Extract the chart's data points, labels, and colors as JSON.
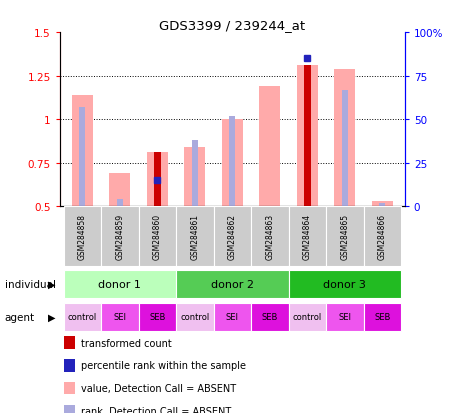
{
  "title": "GDS3399 / 239244_at",
  "samples": [
    "GSM284858",
    "GSM284859",
    "GSM284860",
    "GSM284861",
    "GSM284862",
    "GSM284863",
    "GSM284864",
    "GSM284865",
    "GSM284866"
  ],
  "pink_bar_values": [
    1.14,
    0.69,
    0.81,
    0.84,
    1.0,
    1.19,
    1.31,
    1.29,
    0.53
  ],
  "red_bar_values": [
    null,
    null,
    0.81,
    null,
    null,
    null,
    1.31,
    null,
    null
  ],
  "blue_square_pct": [
    null,
    null,
    15,
    null,
    null,
    null,
    85,
    null,
    null
  ],
  "light_blue_bar_pct": [
    57,
    4,
    null,
    38,
    52,
    null,
    null,
    67,
    2
  ],
  "ylim": [
    0.5,
    1.5
  ],
  "y2lim": [
    0,
    100
  ],
  "yticks": [
    0.5,
    0.75,
    1.0,
    1.25,
    1.5
  ],
  "y2ticks": [
    0,
    25,
    50,
    75,
    100
  ],
  "ytick_labels": [
    "0.5",
    "0.75",
    "1",
    "1.25",
    "1.5"
  ],
  "y2tick_labels": [
    "0",
    "25",
    "50",
    "75",
    "100%"
  ],
  "donor_groups": [
    {
      "label": "donor 1",
      "start": 0,
      "end": 3,
      "color": "#bbffbb"
    },
    {
      "label": "donor 2",
      "start": 3,
      "end": 6,
      "color": "#55cc55"
    },
    {
      "label": "donor 3",
      "start": 6,
      "end": 9,
      "color": "#22bb22"
    }
  ],
  "agent_labels": [
    "control",
    "SEI",
    "SEB",
    "control",
    "SEI",
    "SEB",
    "control",
    "SEI",
    "SEB"
  ],
  "agent_colors": [
    "#f0c0f0",
    "#ee55ee",
    "#dd11dd",
    "#f0c0f0",
    "#ee55ee",
    "#dd11dd",
    "#f0c0f0",
    "#ee55ee",
    "#dd11dd"
  ],
  "pink_bar_color": "#ffaaaa",
  "red_bar_color": "#cc0000",
  "blue_sq_color": "#2222bb",
  "light_blue_color": "#aaaadd",
  "legend_items": [
    {
      "label": "transformed count",
      "color": "#cc0000"
    },
    {
      "label": "percentile rank within the sample",
      "color": "#2222bb"
    },
    {
      "label": "value, Detection Call = ABSENT",
      "color": "#ffaaaa"
    },
    {
      "label": "rank, Detection Call = ABSENT",
      "color": "#aaaadd"
    }
  ]
}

[TO BE DONE]
Omit every picture, and otherwise quote the entries exactly.

[TASK RESULT]
Extract the chart's data points, labels, and colors as JSON.
{
  "title": "GDS3399 / 239244_at",
  "samples": [
    "GSM284858",
    "GSM284859",
    "GSM284860",
    "GSM284861",
    "GSM284862",
    "GSM284863",
    "GSM284864",
    "GSM284865",
    "GSM284866"
  ],
  "pink_bar_values": [
    1.14,
    0.69,
    0.81,
    0.84,
    1.0,
    1.19,
    1.31,
    1.29,
    0.53
  ],
  "red_bar_values": [
    null,
    null,
    0.81,
    null,
    null,
    null,
    1.31,
    null,
    null
  ],
  "blue_square_pct": [
    null,
    null,
    15,
    null,
    null,
    null,
    85,
    null,
    null
  ],
  "light_blue_bar_pct": [
    57,
    4,
    null,
    38,
    52,
    null,
    null,
    67,
    2
  ],
  "ylim": [
    0.5,
    1.5
  ],
  "y2lim": [
    0,
    100
  ],
  "yticks": [
    0.5,
    0.75,
    1.0,
    1.25,
    1.5
  ],
  "y2ticks": [
    0,
    25,
    50,
    75,
    100
  ],
  "ytick_labels": [
    "0.5",
    "0.75",
    "1",
    "1.25",
    "1.5"
  ],
  "y2tick_labels": [
    "0",
    "25",
    "50",
    "75",
    "100%"
  ],
  "donor_groups": [
    {
      "label": "donor 1",
      "start": 0,
      "end": 3,
      "color": "#bbffbb"
    },
    {
      "label": "donor 2",
      "start": 3,
      "end": 6,
      "color": "#55cc55"
    },
    {
      "label": "donor 3",
      "start": 6,
      "end": 9,
      "color": "#22bb22"
    }
  ],
  "agent_labels": [
    "control",
    "SEI",
    "SEB",
    "control",
    "SEI",
    "SEB",
    "control",
    "SEI",
    "SEB"
  ],
  "agent_colors": [
    "#f0c0f0",
    "#ee55ee",
    "#dd11dd",
    "#f0c0f0",
    "#ee55ee",
    "#dd11dd",
    "#f0c0f0",
    "#ee55ee",
    "#dd11dd"
  ],
  "pink_bar_color": "#ffaaaa",
  "red_bar_color": "#cc0000",
  "blue_sq_color": "#2222bb",
  "light_blue_color": "#aaaadd",
  "legend_items": [
    {
      "label": "transformed count",
      "color": "#cc0000"
    },
    {
      "label": "percentile rank within the sample",
      "color": "#2222bb"
    },
    {
      "label": "value, Detection Call = ABSENT",
      "color": "#ffaaaa"
    },
    {
      "label": "rank, Detection Call = ABSENT",
      "color": "#aaaadd"
    }
  ]
}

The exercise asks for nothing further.